EXERCISE TASK
Among these lines, how many include "得样品中"? Answer only with the number.

Collected data:
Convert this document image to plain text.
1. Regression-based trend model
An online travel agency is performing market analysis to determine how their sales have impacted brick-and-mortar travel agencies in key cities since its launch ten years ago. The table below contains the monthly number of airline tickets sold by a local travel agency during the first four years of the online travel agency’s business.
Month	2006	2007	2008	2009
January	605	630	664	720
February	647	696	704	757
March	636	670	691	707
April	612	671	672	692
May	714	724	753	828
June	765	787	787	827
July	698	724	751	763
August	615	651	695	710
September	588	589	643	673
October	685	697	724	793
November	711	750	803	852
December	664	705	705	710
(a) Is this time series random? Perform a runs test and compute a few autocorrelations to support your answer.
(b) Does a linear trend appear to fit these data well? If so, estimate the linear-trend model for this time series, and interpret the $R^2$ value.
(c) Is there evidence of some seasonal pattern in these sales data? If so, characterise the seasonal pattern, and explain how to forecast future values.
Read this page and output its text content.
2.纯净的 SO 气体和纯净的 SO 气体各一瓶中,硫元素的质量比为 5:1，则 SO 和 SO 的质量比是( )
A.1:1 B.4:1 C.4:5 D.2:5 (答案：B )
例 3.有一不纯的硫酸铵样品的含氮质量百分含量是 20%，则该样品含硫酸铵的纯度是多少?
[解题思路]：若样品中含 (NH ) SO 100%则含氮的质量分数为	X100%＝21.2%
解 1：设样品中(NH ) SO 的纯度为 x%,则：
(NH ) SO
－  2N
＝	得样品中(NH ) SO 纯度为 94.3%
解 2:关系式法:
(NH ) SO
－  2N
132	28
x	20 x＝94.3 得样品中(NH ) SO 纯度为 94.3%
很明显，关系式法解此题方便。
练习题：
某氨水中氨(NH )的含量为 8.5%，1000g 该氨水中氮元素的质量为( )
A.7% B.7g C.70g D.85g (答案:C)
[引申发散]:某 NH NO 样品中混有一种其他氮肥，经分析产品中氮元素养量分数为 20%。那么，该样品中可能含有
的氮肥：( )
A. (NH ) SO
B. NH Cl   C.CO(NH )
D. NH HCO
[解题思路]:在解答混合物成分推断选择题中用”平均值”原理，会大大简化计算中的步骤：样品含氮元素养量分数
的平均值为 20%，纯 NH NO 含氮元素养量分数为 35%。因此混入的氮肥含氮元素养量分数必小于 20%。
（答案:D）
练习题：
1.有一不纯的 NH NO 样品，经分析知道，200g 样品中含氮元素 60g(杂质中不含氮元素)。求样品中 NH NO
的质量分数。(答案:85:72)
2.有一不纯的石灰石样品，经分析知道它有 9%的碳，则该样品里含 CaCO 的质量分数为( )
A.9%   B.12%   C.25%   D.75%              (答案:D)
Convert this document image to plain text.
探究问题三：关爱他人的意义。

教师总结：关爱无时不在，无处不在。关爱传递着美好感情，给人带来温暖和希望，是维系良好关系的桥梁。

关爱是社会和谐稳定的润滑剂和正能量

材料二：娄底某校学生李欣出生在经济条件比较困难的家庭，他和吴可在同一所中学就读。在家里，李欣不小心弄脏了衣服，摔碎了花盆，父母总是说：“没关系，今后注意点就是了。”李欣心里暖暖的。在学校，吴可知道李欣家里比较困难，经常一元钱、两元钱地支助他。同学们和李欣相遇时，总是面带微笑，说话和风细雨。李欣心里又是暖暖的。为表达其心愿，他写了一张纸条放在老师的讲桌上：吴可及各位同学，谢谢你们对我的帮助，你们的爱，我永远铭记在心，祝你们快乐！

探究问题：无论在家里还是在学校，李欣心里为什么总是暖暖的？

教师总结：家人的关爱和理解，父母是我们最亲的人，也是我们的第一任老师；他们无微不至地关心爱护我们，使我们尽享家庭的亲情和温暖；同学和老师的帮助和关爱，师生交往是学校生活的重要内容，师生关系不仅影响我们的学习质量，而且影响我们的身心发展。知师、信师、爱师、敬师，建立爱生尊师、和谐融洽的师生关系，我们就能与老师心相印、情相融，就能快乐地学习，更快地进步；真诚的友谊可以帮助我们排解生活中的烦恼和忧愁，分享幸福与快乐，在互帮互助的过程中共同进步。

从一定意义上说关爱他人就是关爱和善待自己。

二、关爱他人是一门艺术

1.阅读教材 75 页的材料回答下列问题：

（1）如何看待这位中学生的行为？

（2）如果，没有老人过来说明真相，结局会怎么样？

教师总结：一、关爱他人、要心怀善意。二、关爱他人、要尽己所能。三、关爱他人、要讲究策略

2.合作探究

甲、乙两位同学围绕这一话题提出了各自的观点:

ANSWER TO THIS TASK
2